GIVEN EXERCISE ->
Gather all lines in the entries below that include the word "text".

* START MATERIAL FOR THIS TASK *

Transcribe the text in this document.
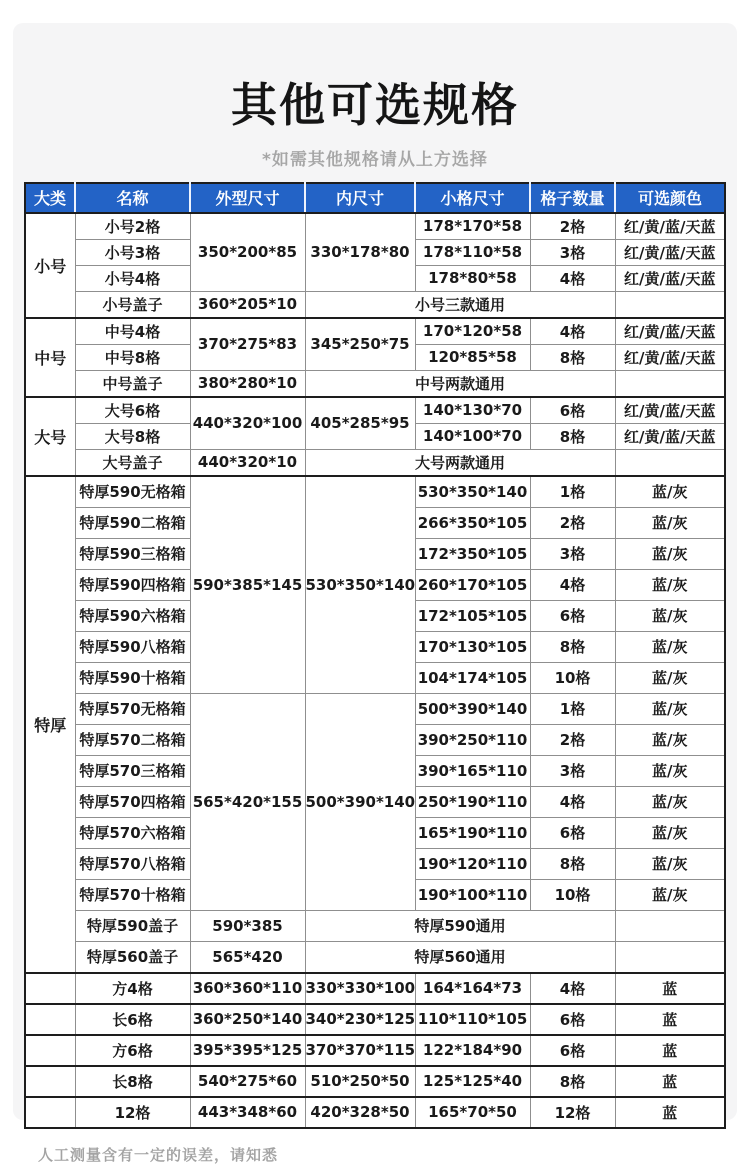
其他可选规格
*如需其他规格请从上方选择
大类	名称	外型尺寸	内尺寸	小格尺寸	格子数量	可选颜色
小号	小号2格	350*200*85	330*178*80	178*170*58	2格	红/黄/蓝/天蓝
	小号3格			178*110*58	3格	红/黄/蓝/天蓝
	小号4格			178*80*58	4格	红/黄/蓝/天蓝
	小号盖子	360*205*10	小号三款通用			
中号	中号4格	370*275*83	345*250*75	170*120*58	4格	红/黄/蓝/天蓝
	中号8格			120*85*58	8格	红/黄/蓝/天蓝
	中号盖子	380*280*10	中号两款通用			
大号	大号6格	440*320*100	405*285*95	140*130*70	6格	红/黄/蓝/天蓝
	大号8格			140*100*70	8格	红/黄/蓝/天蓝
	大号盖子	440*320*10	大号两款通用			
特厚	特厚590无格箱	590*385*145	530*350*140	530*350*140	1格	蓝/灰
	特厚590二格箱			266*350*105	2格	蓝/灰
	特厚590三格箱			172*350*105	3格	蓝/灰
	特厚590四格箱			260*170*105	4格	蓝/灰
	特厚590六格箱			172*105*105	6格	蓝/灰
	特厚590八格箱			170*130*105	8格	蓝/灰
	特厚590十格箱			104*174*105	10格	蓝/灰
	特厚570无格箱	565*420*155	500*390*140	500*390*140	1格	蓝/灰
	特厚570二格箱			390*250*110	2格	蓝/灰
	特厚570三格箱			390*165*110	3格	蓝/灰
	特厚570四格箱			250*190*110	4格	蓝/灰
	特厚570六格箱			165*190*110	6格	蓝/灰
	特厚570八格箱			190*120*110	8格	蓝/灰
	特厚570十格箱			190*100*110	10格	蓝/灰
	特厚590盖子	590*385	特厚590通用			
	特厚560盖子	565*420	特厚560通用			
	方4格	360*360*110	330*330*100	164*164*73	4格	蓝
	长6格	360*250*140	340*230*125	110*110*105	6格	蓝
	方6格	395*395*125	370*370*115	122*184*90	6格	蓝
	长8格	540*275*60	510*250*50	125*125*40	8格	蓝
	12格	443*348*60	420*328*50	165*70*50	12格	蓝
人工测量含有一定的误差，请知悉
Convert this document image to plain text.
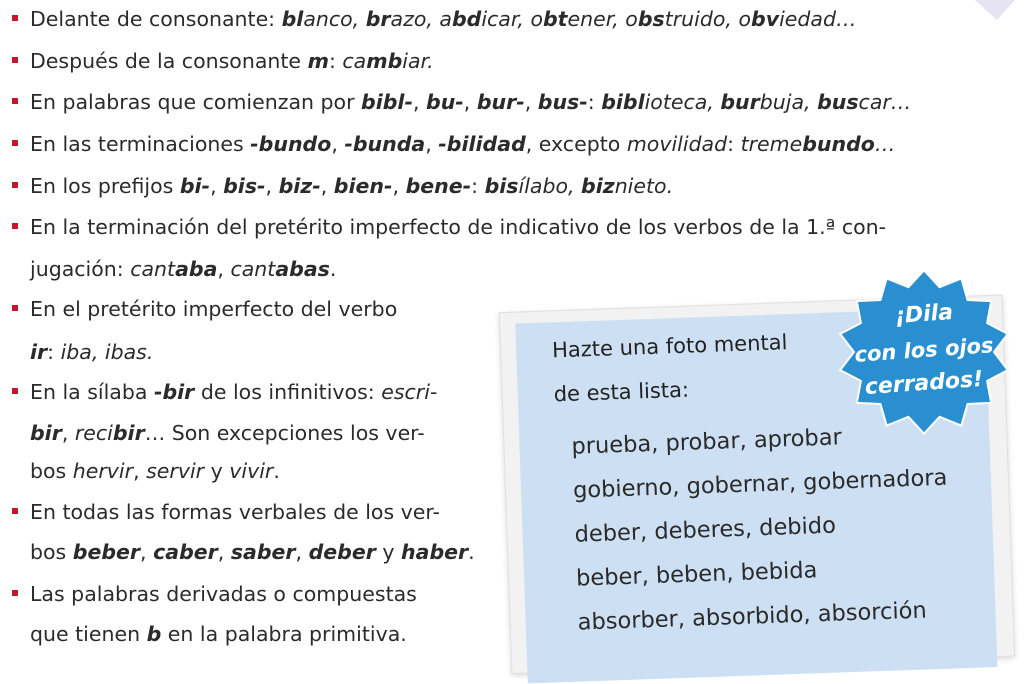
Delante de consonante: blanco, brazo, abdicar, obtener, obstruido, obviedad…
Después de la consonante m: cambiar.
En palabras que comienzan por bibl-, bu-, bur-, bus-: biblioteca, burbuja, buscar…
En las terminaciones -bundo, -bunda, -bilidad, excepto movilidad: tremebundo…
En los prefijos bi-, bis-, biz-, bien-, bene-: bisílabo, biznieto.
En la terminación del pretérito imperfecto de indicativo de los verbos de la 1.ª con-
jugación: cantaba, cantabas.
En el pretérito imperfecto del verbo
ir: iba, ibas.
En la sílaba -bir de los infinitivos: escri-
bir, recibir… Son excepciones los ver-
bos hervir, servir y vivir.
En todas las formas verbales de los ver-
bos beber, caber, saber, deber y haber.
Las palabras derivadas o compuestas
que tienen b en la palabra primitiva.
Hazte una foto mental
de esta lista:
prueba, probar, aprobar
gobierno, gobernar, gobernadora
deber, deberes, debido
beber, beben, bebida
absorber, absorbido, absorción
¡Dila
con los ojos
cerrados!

* END MATERIAL FOR THIS TASK *

WRITTEN ANSWER ->
Transcribe the text in this document.
Convert this document image to plain text.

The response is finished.